── DATA EXTRACT
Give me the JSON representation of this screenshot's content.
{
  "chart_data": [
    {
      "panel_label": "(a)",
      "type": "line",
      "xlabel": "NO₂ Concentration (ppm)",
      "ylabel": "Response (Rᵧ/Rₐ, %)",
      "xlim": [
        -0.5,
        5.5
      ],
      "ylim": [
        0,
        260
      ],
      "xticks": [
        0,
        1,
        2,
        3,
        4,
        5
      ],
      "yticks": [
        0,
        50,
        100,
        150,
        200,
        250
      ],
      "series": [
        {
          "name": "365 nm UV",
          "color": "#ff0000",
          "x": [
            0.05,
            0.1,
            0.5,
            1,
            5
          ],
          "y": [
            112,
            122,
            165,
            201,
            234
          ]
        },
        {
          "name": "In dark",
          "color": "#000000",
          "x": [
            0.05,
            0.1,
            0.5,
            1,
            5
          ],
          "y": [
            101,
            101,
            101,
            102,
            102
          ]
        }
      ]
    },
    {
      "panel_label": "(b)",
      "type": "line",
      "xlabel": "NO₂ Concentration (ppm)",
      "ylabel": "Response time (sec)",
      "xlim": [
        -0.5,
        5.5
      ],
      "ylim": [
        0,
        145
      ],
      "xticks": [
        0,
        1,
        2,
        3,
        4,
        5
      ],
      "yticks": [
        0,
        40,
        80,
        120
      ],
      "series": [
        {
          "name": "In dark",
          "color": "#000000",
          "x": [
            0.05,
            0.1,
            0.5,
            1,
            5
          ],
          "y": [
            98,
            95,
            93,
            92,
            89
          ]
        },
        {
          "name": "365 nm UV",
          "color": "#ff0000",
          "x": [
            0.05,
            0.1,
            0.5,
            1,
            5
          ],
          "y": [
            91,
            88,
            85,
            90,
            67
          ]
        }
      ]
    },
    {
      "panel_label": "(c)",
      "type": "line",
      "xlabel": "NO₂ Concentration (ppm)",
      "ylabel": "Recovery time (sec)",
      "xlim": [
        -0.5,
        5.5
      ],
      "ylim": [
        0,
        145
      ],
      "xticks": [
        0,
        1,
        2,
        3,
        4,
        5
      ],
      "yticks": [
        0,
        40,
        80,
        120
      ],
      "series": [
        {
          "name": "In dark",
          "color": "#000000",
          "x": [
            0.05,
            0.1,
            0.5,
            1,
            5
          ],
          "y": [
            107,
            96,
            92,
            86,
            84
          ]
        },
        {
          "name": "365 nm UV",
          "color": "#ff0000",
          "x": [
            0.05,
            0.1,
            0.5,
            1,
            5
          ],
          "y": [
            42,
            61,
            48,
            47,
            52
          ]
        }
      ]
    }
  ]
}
────
**TASK GOAL**
Restate every line of the data word for word.

**FULL RESPONSE**
Give me the JSON representation of this screenshot's content.
{
  "chart_data": [
    {
      "panel_label": "(a)",
      "type": "line",
      "xlabel": "NO₂ Concentration (ppm)",
      "ylabel": "Response (Rᵧ/Rₐ, %)",
      "xlim": [
        -0.5,
        5.5
      ],
      "ylim": [
        0,
        260
      ],
      "xticks": [
        0,
        1,
        2,
        3,
        4,
        5
      ],
      "yticks": [
        0,
        50,
        100,
        150,
        200,
        250
      ],
      "series": [
        {
          "name": "365 nm UV",
          "color": "#ff0000",
          "x": [
            0.05,
            0.1,
            0.5,
            1,
            5
          ],
          "y": [
            112,
            122,
            165,
            201,
            234
          ]
        },
        {
          "name": "In dark",
          "color": "#000000",
          "x": [
            0.05,
            0.1,
            0.5,
            1,
            5
          ],
          "y": [
            101,
            101,
            101,
            102,
            102
          ]
        }
      ]
    },
    {
      "panel_label": "(b)",
      "type": "line",
      "xlabel": "NO₂ Concentration (ppm)",
      "ylabel": "Response time (sec)",
      "xlim": [
        -0.5,
        5.5
      ],
      "ylim": [
        0,
        145
      ],
      "xticks": [
        0,
        1,
        2,
        3,
        4,
        5
      ],
      "yticks": [
        0,
        40,
        80,
        120
      ],
      "series": [
        {
          "name": "In dark",
          "color": "#000000",
          "x": [
            0.05,
            0.1,
            0.5,
            1,
            5
          ],
          "y": [
            98,
            95,
            93,
            92,
            89
          ]
        },
        {
          "name": "365 nm UV",
          "color": "#ff0000",
          "x": [
            0.05,
            0.1,
            0.5,
            1,
            5
          ],
          "y": [
            91,
            88,
            85,
            90,
            67
          ]
        }
      ]
    },
    {
      "panel_label": "(c)",
      "type": "line",
      "xlabel": "NO₂ Concentration (ppm)",
      "ylabel": "Recovery time (sec)",
      "xlim": [
        -0.5,
        5.5
      ],
      "ylim": [
        0,
        145
      ],
      "xticks": [
        0,
        1,
        2,
        3,
        4,
        5
      ],
      "yticks": [
        0,
        40,
        80,
        120
      ],
      "series": [
        {
          "name": "In dark",
          "color": "#000000",
          "x": [
            0.05,
            0.1,
            0.5,
            1,
            5
          ],
          "y": [
            107,
            96,
            92,
            86,
            84
          ]
        },
        {
          "name": "365 nm UV",
          "color": "#ff0000",
          "x": [
            0.05,
            0.1,
            0.5,
            1,
            5
          ],
          "y": [
            42,
            61,
            48,
            47,
            52
          ]
        }
      ]
    }
  ]
}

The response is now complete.